- **WHAT IS EXPECTED**: Could you write out the records below exactly as they appear, leaving out any pictures?

==============================

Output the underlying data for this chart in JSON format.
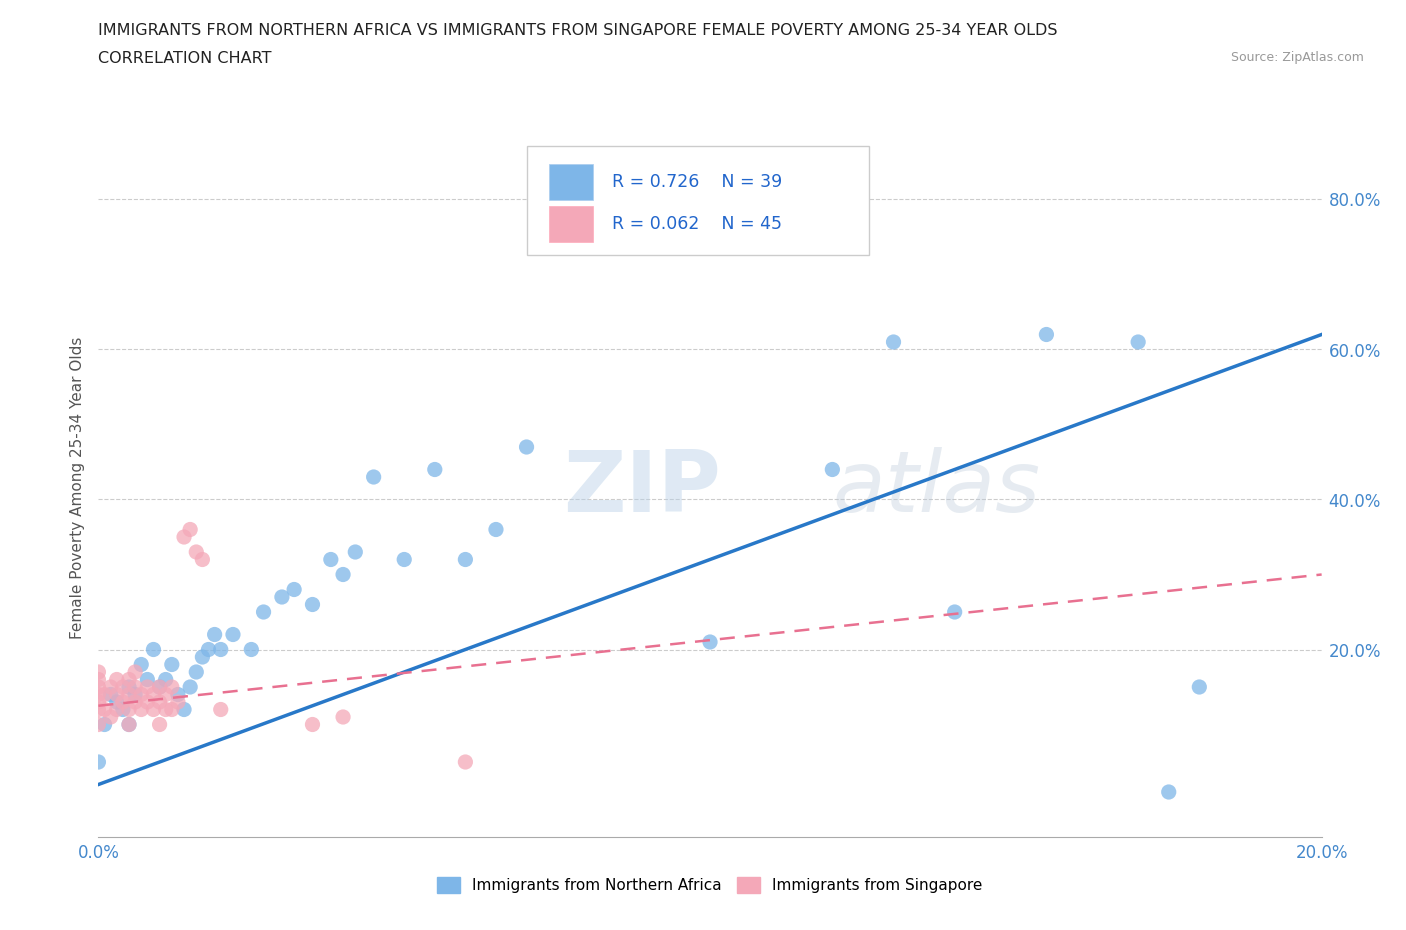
{
  "title_line1": "IMMIGRANTS FROM NORTHERN AFRICA VS IMMIGRANTS FROM SINGAPORE FEMALE POVERTY AMONG 25-34 YEAR OLDS",
  "title_line2": "CORRELATION CHART",
  "source_text": "Source: ZipAtlas.com",
  "ylabel": "Female Poverty Among 25-34 Year Olds",
  "xlim": [
    0.0,
    0.2
  ],
  "ylim": [
    -0.05,
    0.88
  ],
  "ytick_positions": [
    0.2,
    0.4,
    0.6,
    0.8
  ],
  "color_blue": "#7EB6E8",
  "color_pink": "#F4A8B8",
  "line_blue": "#2878C8",
  "line_pink": "#E87090",
  "watermark_zip": "ZIP",
  "watermark_atlas": "atlas",
  "blue_scatter_x": [
    0.0,
    0.001,
    0.002,
    0.003,
    0.004,
    0.005,
    0.005,
    0.006,
    0.007,
    0.008,
    0.009,
    0.01,
    0.011,
    0.012,
    0.013,
    0.014,
    0.015,
    0.016,
    0.017,
    0.018,
    0.019,
    0.02,
    0.022,
    0.025,
    0.027,
    0.03,
    0.032,
    0.035,
    0.038,
    0.04,
    0.042,
    0.045,
    0.05,
    0.055,
    0.06,
    0.065,
    0.07,
    0.1,
    0.12,
    0.13,
    0.14,
    0.155,
    0.17,
    0.175,
    0.18
  ],
  "blue_scatter_y": [
    0.05,
    0.1,
    0.14,
    0.13,
    0.12,
    0.1,
    0.15,
    0.14,
    0.18,
    0.16,
    0.2,
    0.15,
    0.16,
    0.18,
    0.14,
    0.12,
    0.15,
    0.17,
    0.19,
    0.2,
    0.22,
    0.2,
    0.22,
    0.2,
    0.25,
    0.27,
    0.28,
    0.26,
    0.32,
    0.3,
    0.33,
    0.43,
    0.32,
    0.44,
    0.32,
    0.36,
    0.47,
    0.21,
    0.44,
    0.61,
    0.25,
    0.62,
    0.61,
    0.01,
    0.15
  ],
  "pink_scatter_x": [
    0.0,
    0.0,
    0.0,
    0.0,
    0.0,
    0.0,
    0.0,
    0.001,
    0.001,
    0.002,
    0.002,
    0.003,
    0.003,
    0.003,
    0.004,
    0.004,
    0.005,
    0.005,
    0.005,
    0.005,
    0.006,
    0.006,
    0.006,
    0.007,
    0.007,
    0.008,
    0.008,
    0.009,
    0.009,
    0.01,
    0.01,
    0.01,
    0.011,
    0.011,
    0.012,
    0.012,
    0.013,
    0.014,
    0.015,
    0.016,
    0.017,
    0.02,
    0.035,
    0.04,
    0.06
  ],
  "pink_scatter_y": [
    0.1,
    0.12,
    0.13,
    0.14,
    0.15,
    0.16,
    0.17,
    0.12,
    0.14,
    0.11,
    0.15,
    0.12,
    0.14,
    0.16,
    0.13,
    0.15,
    0.1,
    0.12,
    0.14,
    0.16,
    0.13,
    0.15,
    0.17,
    0.12,
    0.14,
    0.13,
    0.15,
    0.12,
    0.14,
    0.1,
    0.13,
    0.15,
    0.12,
    0.14,
    0.12,
    0.15,
    0.13,
    0.35,
    0.36,
    0.33,
    0.32,
    0.12,
    0.1,
    0.11,
    0.05
  ],
  "blue_line_x0": 0.0,
  "blue_line_y0": 0.02,
  "blue_line_x1": 0.2,
  "blue_line_y1": 0.62,
  "pink_line_x0": 0.0,
  "pink_line_y0": 0.125,
  "pink_line_x1": 0.2,
  "pink_line_y1": 0.3
}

==============================

- **SOLUTION TO THE EXERCISE**:
Output the underlying data for this chart in JSON format.
{
  "title_line1": "IMMIGRANTS FROM NORTHERN AFRICA VS IMMIGRANTS FROM SINGAPORE FEMALE POVERTY AMONG 25-34 YEAR OLDS",
  "title_line2": "CORRELATION CHART",
  "source_text": "Source: ZipAtlas.com",
  "ylabel": "Female Poverty Among 25-34 Year Olds",
  "xlim": [
    0.0,
    0.2
  ],
  "ylim": [
    -0.05,
    0.88
  ],
  "ytick_positions": [
    0.2,
    0.4,
    0.6,
    0.8
  ],
  "color_blue": "#7EB6E8",
  "color_pink": "#F4A8B8",
  "line_blue": "#2878C8",
  "line_pink": "#E87090",
  "watermark_zip": "ZIP",
  "watermark_atlas": "atlas",
  "blue_scatter_x": [
    0.0,
    0.001,
    0.002,
    0.003,
    0.004,
    0.005,
    0.005,
    0.006,
    0.007,
    0.008,
    0.009,
    0.01,
    0.011,
    0.012,
    0.013,
    0.014,
    0.015,
    0.016,
    0.017,
    0.018,
    0.019,
    0.02,
    0.022,
    0.025,
    0.027,
    0.03,
    0.032,
    0.035,
    0.038,
    0.04,
    0.042,
    0.045,
    0.05,
    0.055,
    0.06,
    0.065,
    0.07,
    0.1,
    0.12,
    0.13,
    0.14,
    0.155,
    0.17,
    0.175,
    0.18
  ],
  "blue_scatter_y": [
    0.05,
    0.1,
    0.14,
    0.13,
    0.12,
    0.1,
    0.15,
    0.14,
    0.18,
    0.16,
    0.2,
    0.15,
    0.16,
    0.18,
    0.14,
    0.12,
    0.15,
    0.17,
    0.19,
    0.2,
    0.22,
    0.2,
    0.22,
    0.2,
    0.25,
    0.27,
    0.28,
    0.26,
    0.32,
    0.3,
    0.33,
    0.43,
    0.32,
    0.44,
    0.32,
    0.36,
    0.47,
    0.21,
    0.44,
    0.61,
    0.25,
    0.62,
    0.61,
    0.01,
    0.15
  ],
  "pink_scatter_x": [
    0.0,
    0.0,
    0.0,
    0.0,
    0.0,
    0.0,
    0.0,
    0.001,
    0.001,
    0.002,
    0.002,
    0.003,
    0.003,
    0.003,
    0.004,
    0.004,
    0.005,
    0.005,
    0.005,
    0.005,
    0.006,
    0.006,
    0.006,
    0.007,
    0.007,
    0.008,
    0.008,
    0.009,
    0.009,
    0.01,
    0.01,
    0.01,
    0.011,
    0.011,
    0.012,
    0.012,
    0.013,
    0.014,
    0.015,
    0.016,
    0.017,
    0.02,
    0.035,
    0.04,
    0.06
  ],
  "pink_scatter_y": [
    0.1,
    0.12,
    0.13,
    0.14,
    0.15,
    0.16,
    0.17,
    0.12,
    0.14,
    0.11,
    0.15,
    0.12,
    0.14,
    0.16,
    0.13,
    0.15,
    0.1,
    0.12,
    0.14,
    0.16,
    0.13,
    0.15,
    0.17,
    0.12,
    0.14,
    0.13,
    0.15,
    0.12,
    0.14,
    0.1,
    0.13,
    0.15,
    0.12,
    0.14,
    0.12,
    0.15,
    0.13,
    0.35,
    0.36,
    0.33,
    0.32,
    0.12,
    0.1,
    0.11,
    0.05
  ],
  "blue_line_x0": 0.0,
  "blue_line_y0": 0.02,
  "blue_line_x1": 0.2,
  "blue_line_y1": 0.62,
  "pink_line_x0": 0.0,
  "pink_line_y0": 0.125,
  "pink_line_x1": 0.2,
  "pink_line_y1": 0.3
}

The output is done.